INSTRUCTIONS FOR THE TASK:
Carry none of the pictures over; write out the complete data exactly.

------------------------------------------------------------

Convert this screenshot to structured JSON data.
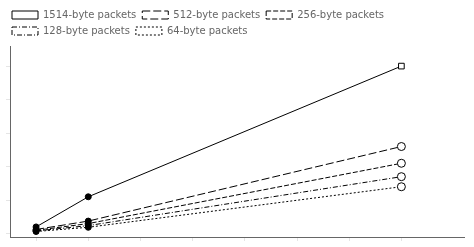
{
  "chart_data": {
    "type": "line",
    "x": [
      1,
      2,
      8
    ],
    "series": [
      {
        "name": "1514-byte packets",
        "values": [
          0.04,
          0.22,
          1.0
        ],
        "color": "#000000",
        "line_style": "solid",
        "marker": "square"
      },
      {
        "name": "512-byte packets",
        "values": [
          0.025,
          0.075,
          0.52
        ],
        "color": "#000000",
        "line_style": "longdash",
        "marker": "circle"
      },
      {
        "name": "256-byte packets",
        "values": [
          0.02,
          0.06,
          0.42
        ],
        "color": "#000000",
        "line_style": "mediumdash",
        "marker": "circle"
      },
      {
        "name": "128-byte packets",
        "values": [
          0.016,
          0.048,
          0.34
        ],
        "color": "#000000",
        "line_style": "dashdot",
        "marker": "circle"
      },
      {
        "name": "64-byte packets",
        "values": [
          0.013,
          0.038,
          0.28
        ],
        "color": "#000000",
        "line_style": "dotted",
        "marker": "circle"
      }
    ],
    "xlim": [
      0.5,
      9.2
    ],
    "ylim": [
      -0.02,
      1.12
    ],
    "xticks": [
      1,
      2,
      3,
      4,
      5,
      6,
      7,
      8
    ],
    "yticks": [
      0.0,
      0.2,
      0.4,
      0.6,
      0.8,
      1.0
    ],
    "tick_labels": false,
    "grid": false,
    "legend": "upper left"
  }
}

------------------------------------------------------------

OUTPUT FOR THIS EXERCISE:
Convert this screenshot to structured JSON data.
{
  "chart_data": {
    "type": "line",
    "x": [
      1,
      2,
      8
    ],
    "series": [
      {
        "name": "1514-byte packets",
        "values": [
          0.04,
          0.22,
          1.0
        ],
        "color": "#000000",
        "line_style": "solid",
        "marker": "square"
      },
      {
        "name": "512-byte packets",
        "values": [
          0.025,
          0.075,
          0.52
        ],
        "color": "#000000",
        "line_style": "longdash",
        "marker": "circle"
      },
      {
        "name": "256-byte packets",
        "values": [
          0.02,
          0.06,
          0.42
        ],
        "color": "#000000",
        "line_style": "mediumdash",
        "marker": "circle"
      },
      {
        "name": "128-byte packets",
        "values": [
          0.016,
          0.048,
          0.34
        ],
        "color": "#000000",
        "line_style": "dashdot",
        "marker": "circle"
      },
      {
        "name": "64-byte packets",
        "values": [
          0.013,
          0.038,
          0.28
        ],
        "color": "#000000",
        "line_style": "dotted",
        "marker": "circle"
      }
    ],
    "xlim": [
      0.5,
      9.2
    ],
    "ylim": [
      -0.02,
      1.12
    ],
    "xticks": [
      1,
      2,
      3,
      4,
      5,
      6,
      7,
      8
    ],
    "yticks": [
      0.0,
      0.2,
      0.4,
      0.6,
      0.8,
      1.0
    ],
    "tick_labels": false,
    "grid": false,
    "legend": "upper left"
  }
}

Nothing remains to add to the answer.